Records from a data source
┌──
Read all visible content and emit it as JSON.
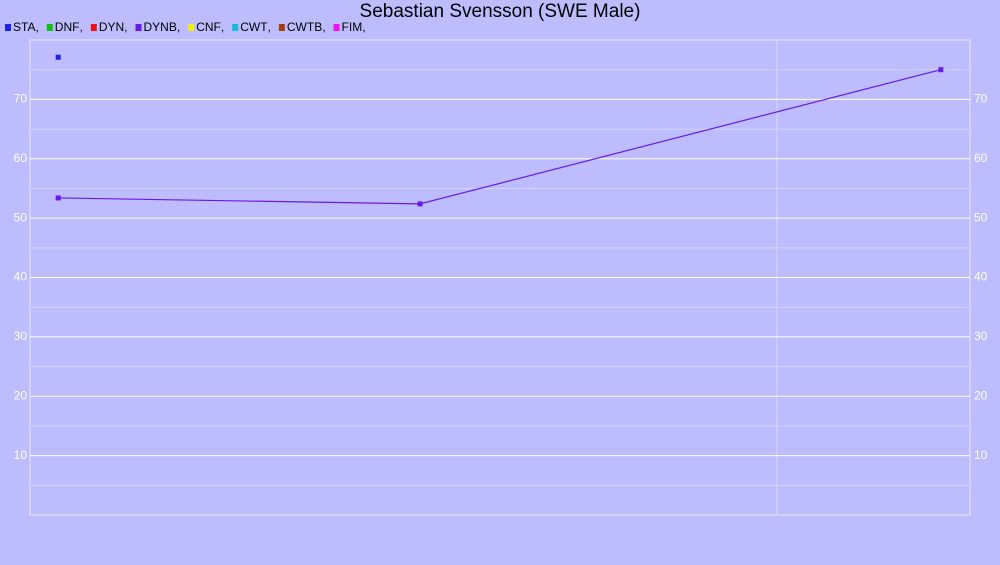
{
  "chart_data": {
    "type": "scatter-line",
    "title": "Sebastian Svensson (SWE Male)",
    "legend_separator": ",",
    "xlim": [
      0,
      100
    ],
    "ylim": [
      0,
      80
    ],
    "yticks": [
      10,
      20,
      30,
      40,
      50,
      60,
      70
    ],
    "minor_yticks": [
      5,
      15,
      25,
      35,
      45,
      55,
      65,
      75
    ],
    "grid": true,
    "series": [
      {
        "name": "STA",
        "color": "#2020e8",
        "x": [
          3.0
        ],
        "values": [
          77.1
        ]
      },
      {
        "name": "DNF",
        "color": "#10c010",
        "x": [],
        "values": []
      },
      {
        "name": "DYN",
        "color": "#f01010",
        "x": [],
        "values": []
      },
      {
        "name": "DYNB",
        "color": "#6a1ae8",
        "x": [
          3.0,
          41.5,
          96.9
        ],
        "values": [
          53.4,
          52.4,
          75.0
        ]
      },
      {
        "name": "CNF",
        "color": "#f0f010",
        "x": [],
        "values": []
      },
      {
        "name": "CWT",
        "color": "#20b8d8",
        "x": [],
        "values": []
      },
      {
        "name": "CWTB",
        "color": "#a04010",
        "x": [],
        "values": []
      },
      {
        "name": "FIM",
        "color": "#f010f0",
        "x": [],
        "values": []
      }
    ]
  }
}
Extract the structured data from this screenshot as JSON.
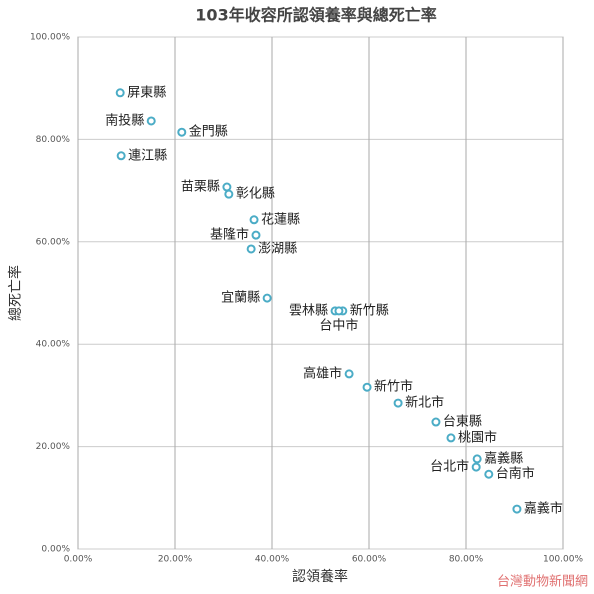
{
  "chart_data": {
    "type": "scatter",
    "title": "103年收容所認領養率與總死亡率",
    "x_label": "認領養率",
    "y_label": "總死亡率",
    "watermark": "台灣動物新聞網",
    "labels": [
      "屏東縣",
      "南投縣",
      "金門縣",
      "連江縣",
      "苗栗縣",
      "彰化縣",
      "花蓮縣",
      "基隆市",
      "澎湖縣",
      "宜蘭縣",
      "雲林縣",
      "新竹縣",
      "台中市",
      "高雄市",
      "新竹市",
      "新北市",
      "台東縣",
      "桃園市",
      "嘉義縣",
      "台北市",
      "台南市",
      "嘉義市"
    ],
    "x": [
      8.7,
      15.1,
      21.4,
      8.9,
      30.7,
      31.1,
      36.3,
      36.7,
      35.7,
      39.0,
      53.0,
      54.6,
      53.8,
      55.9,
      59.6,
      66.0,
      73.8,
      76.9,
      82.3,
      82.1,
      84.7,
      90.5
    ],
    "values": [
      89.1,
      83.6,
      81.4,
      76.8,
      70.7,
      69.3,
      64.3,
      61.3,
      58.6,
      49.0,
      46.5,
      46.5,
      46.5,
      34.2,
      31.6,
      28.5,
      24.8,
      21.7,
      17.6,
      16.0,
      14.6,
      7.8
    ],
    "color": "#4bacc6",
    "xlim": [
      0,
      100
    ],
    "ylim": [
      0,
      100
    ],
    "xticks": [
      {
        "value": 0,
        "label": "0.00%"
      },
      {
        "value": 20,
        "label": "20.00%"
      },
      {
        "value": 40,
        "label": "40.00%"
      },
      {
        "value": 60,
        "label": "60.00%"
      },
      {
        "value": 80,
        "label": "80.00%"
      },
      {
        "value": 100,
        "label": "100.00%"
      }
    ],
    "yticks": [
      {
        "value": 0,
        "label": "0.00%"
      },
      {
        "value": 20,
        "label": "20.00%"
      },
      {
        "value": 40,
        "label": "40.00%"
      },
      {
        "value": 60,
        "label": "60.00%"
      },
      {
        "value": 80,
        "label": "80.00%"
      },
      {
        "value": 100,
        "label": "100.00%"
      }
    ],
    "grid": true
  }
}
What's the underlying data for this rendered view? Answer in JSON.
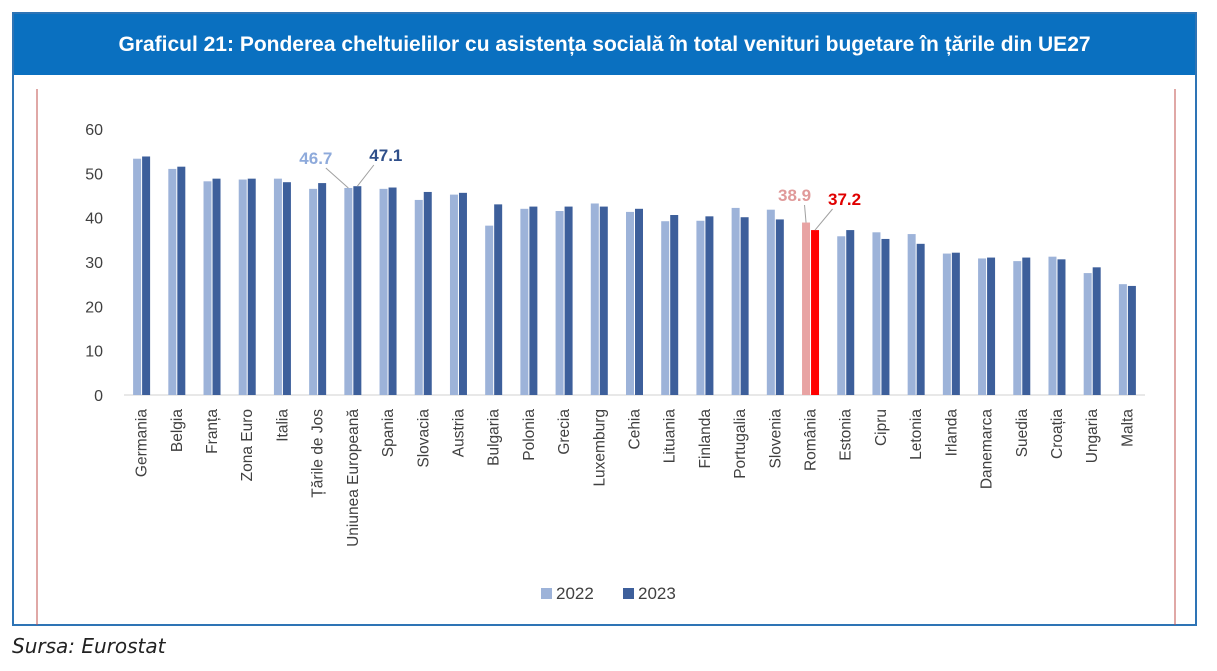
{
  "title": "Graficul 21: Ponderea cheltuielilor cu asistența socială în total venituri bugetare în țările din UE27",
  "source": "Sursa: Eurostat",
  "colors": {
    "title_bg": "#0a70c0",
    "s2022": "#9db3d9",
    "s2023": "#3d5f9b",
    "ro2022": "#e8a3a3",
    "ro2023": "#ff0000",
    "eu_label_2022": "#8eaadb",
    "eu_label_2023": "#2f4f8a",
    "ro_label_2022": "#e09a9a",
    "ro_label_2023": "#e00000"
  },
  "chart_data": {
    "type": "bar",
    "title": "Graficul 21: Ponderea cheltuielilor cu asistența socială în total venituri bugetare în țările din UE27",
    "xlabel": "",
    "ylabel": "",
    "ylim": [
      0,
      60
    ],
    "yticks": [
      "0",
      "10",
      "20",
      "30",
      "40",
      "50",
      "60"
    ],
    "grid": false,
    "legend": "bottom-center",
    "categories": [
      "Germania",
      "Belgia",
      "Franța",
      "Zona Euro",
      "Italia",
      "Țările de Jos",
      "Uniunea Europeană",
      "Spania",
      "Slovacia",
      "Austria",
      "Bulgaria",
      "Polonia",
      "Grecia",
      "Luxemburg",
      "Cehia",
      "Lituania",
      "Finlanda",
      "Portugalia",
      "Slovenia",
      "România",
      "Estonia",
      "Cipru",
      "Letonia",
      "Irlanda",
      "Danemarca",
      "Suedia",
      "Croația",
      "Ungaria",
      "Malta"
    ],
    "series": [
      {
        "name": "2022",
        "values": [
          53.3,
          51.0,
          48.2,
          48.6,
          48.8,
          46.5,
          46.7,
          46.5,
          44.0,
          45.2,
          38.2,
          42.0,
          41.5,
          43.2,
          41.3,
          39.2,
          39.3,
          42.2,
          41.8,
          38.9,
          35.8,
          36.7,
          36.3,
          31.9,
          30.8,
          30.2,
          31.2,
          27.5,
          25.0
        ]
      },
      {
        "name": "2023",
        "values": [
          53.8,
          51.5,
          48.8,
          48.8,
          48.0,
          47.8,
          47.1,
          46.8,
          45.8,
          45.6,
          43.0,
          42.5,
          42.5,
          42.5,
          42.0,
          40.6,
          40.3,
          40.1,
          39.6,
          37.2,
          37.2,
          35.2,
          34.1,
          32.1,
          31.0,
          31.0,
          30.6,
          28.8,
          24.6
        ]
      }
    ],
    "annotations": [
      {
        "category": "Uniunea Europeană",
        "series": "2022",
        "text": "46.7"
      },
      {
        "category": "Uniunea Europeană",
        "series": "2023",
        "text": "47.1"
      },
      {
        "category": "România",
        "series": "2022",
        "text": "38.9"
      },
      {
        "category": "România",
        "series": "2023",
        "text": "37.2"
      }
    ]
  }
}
└──
┌──
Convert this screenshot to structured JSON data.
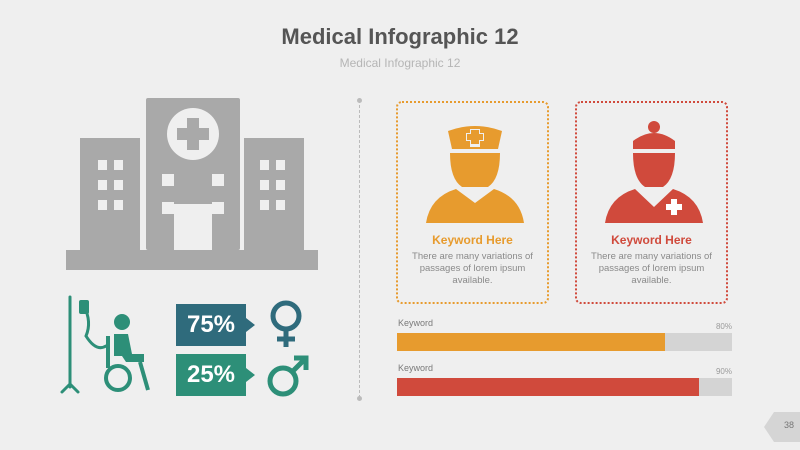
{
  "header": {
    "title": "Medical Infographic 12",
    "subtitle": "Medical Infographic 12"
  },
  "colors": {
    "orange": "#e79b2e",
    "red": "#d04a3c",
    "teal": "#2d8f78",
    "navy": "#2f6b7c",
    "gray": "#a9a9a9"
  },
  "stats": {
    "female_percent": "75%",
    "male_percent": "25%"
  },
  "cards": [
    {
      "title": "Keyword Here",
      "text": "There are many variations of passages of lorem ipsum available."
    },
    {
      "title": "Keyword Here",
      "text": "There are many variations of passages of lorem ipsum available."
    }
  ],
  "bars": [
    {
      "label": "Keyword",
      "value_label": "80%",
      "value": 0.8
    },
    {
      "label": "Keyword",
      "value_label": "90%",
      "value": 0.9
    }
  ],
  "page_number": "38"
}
└──
In the entries above, identify each line that includes the string "socială", then copy it.

  "title": "Graficul 21: Ponderea cheltuielilor cu asistența socială în total venituri bugetare în țările din UE27",
    "title": "Graficul 21: Ponderea cheltuielilor cu asistența socială în total venituri bugetare în țările din UE27",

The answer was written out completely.